---- Entries shown

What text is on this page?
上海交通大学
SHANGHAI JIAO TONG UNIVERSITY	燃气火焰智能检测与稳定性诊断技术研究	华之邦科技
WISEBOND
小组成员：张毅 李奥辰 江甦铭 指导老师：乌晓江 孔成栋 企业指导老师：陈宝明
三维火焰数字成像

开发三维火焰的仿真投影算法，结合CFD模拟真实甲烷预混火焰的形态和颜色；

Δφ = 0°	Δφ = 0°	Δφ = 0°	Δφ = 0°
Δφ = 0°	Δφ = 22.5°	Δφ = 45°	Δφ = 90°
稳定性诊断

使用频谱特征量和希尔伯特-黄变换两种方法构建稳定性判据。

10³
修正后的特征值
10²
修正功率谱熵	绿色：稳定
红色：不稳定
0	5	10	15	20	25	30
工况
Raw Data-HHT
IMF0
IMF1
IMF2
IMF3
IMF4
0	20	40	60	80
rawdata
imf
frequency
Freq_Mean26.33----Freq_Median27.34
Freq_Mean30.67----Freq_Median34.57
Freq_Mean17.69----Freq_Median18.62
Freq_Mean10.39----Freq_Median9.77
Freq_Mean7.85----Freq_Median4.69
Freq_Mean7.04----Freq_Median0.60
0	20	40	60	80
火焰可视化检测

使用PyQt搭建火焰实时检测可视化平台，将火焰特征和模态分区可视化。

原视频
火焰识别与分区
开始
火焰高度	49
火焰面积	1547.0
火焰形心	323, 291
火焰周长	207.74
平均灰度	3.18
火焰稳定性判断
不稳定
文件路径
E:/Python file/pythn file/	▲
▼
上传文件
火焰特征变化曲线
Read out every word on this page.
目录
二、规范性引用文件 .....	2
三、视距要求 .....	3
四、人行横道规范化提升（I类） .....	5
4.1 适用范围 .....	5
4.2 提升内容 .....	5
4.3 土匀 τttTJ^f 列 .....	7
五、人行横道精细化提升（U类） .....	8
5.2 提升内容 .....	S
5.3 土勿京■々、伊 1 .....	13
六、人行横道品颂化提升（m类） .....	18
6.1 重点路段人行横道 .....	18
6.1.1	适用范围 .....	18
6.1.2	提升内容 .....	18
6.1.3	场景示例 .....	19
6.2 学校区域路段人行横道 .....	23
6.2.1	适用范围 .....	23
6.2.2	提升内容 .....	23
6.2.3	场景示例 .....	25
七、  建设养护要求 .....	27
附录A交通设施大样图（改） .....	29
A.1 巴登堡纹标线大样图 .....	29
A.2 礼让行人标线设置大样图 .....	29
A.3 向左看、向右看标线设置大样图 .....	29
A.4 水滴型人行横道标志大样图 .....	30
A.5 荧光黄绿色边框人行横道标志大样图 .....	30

--------

→ Instruction
In the material above, find the lines that contain "this" and show them.

→ Completed exercise
What text is on this page?
Read out every word on this page.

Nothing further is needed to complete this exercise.